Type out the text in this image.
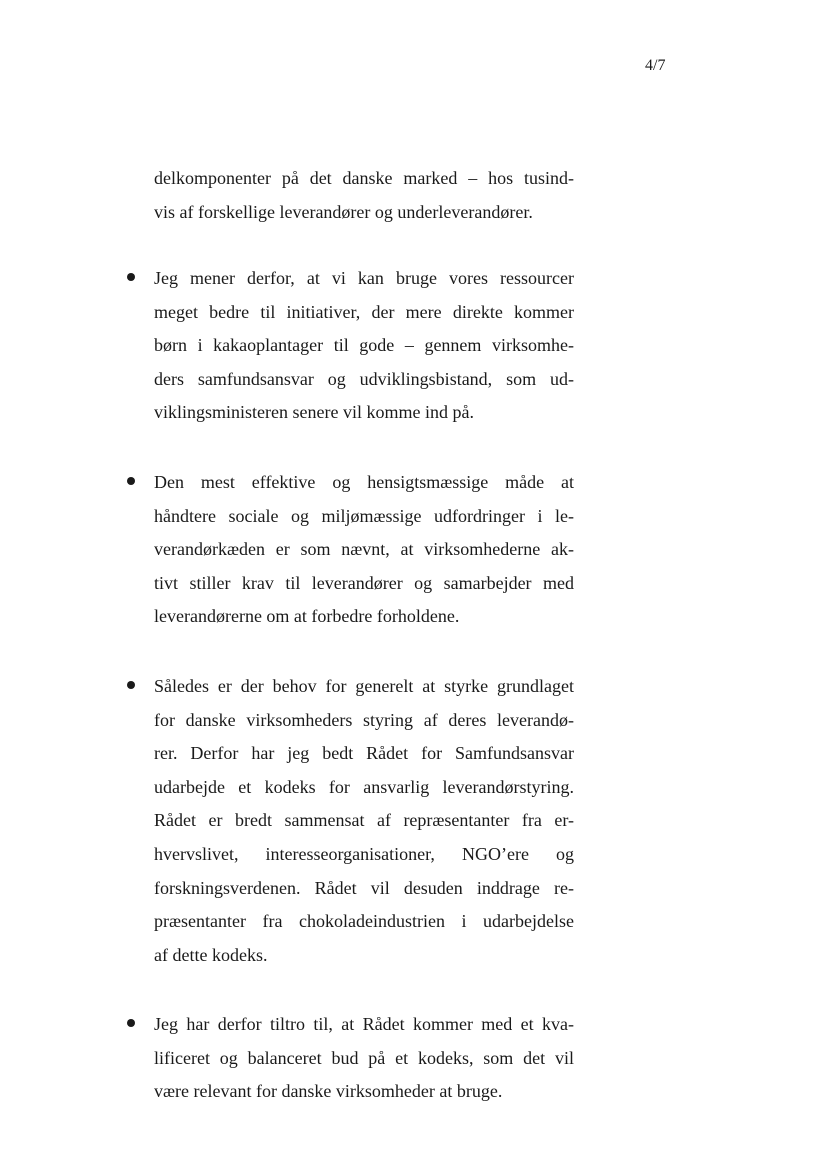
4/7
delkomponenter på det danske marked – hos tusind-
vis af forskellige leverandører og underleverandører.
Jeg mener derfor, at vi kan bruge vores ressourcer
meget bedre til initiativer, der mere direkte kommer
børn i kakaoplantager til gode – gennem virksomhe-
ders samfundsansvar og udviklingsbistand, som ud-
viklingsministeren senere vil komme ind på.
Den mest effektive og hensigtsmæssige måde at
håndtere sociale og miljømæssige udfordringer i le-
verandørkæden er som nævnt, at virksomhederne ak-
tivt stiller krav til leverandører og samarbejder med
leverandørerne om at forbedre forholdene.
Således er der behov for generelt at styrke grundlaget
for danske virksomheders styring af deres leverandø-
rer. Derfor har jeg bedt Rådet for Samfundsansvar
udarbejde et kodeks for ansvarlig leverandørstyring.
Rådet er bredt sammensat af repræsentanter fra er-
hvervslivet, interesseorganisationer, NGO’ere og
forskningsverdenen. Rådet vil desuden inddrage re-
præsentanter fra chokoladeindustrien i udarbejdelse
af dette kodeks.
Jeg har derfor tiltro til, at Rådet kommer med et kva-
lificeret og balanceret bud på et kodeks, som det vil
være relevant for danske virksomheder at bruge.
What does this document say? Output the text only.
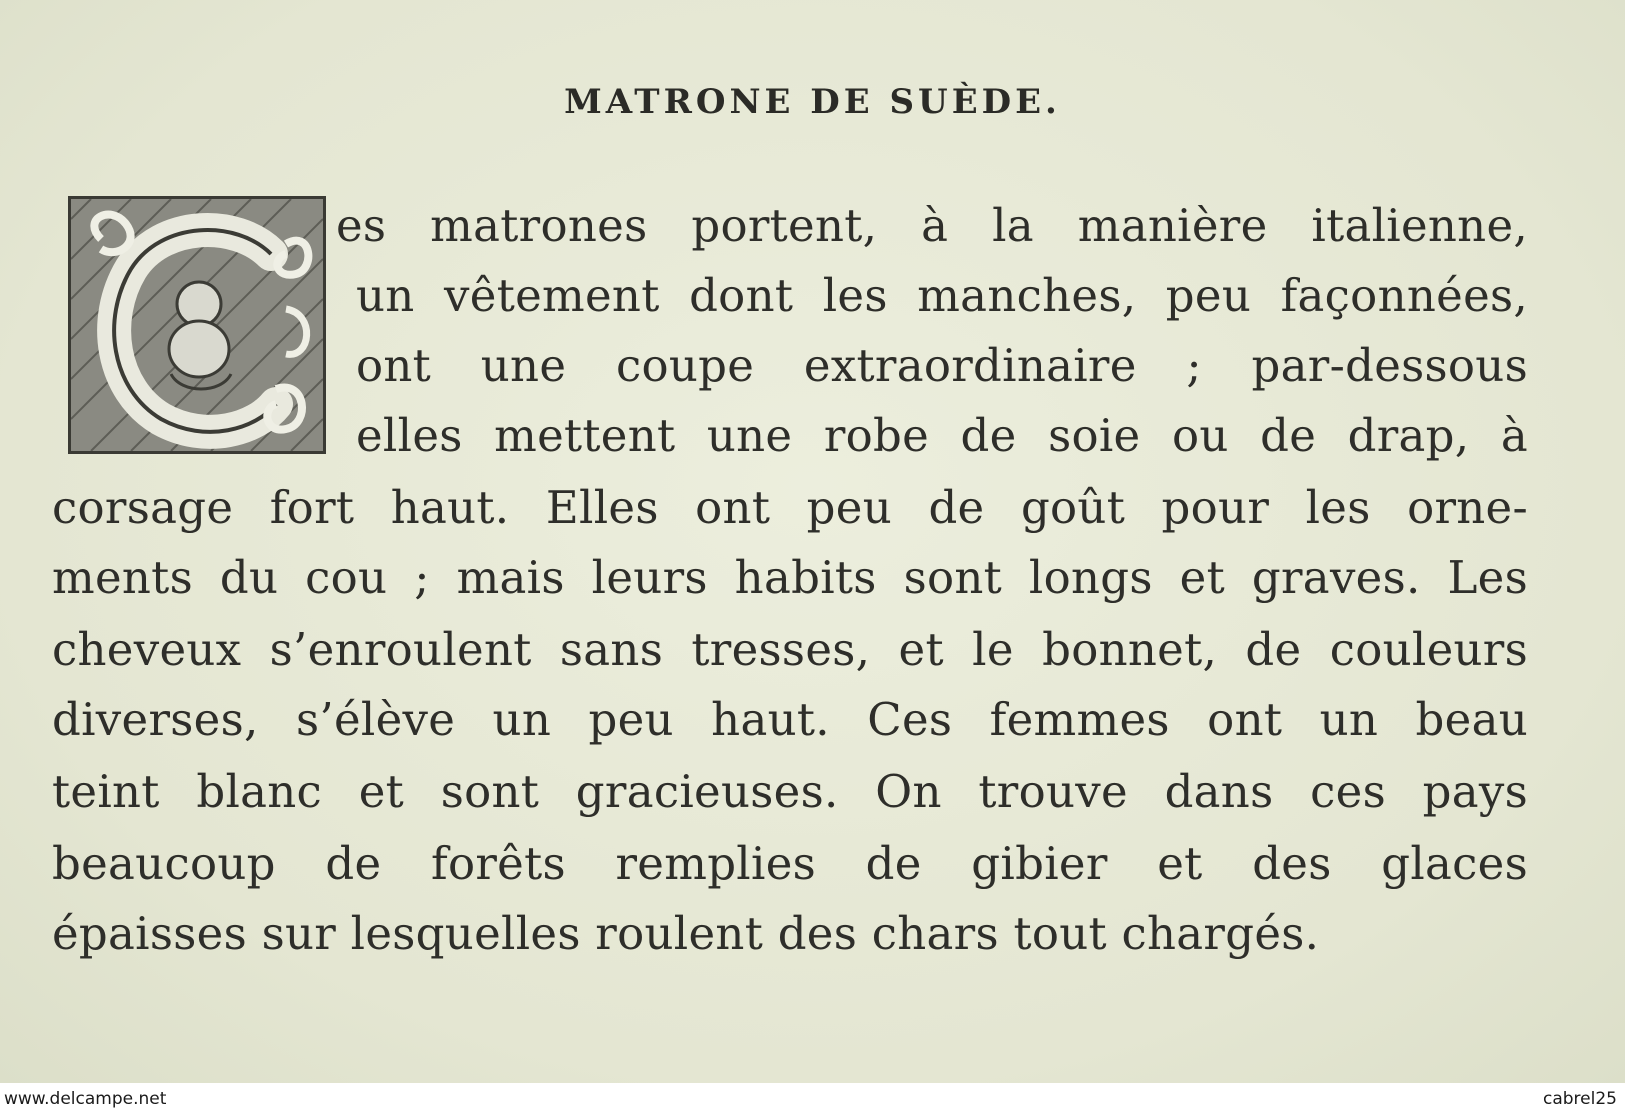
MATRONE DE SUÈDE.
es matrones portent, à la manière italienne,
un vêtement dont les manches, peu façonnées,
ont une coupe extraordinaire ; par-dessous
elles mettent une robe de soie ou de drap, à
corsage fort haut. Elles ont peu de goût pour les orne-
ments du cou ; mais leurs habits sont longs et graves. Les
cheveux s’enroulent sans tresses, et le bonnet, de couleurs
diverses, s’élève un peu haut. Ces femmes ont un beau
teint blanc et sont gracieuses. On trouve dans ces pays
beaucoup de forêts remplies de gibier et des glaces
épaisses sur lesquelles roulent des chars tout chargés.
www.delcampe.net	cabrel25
---
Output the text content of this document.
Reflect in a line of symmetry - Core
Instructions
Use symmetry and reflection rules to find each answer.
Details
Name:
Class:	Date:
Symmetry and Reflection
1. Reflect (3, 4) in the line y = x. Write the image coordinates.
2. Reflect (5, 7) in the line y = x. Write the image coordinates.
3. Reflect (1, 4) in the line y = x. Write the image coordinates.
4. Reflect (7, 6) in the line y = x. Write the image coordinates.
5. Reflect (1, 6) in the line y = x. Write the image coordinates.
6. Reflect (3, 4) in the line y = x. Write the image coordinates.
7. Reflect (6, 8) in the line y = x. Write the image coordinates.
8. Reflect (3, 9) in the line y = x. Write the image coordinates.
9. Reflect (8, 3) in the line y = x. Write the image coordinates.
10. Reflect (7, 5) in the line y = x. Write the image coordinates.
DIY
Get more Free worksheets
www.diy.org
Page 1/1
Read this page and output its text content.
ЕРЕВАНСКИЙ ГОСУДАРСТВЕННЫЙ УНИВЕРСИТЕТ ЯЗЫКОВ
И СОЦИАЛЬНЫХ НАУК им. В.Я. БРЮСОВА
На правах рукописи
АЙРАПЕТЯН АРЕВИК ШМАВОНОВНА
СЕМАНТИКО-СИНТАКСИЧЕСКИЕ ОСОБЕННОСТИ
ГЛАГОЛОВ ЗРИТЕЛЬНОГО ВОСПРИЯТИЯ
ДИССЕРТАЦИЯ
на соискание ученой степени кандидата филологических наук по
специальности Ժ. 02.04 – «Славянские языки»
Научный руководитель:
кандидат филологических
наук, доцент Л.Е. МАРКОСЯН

> **Exercise instructions**:
Show every line in the records above that contains the word "this".

> **Exercise solution**:
Type out the text in this image.
What does this document say? Output the text only.
Output the text content of this document.
Read this page and output its text content.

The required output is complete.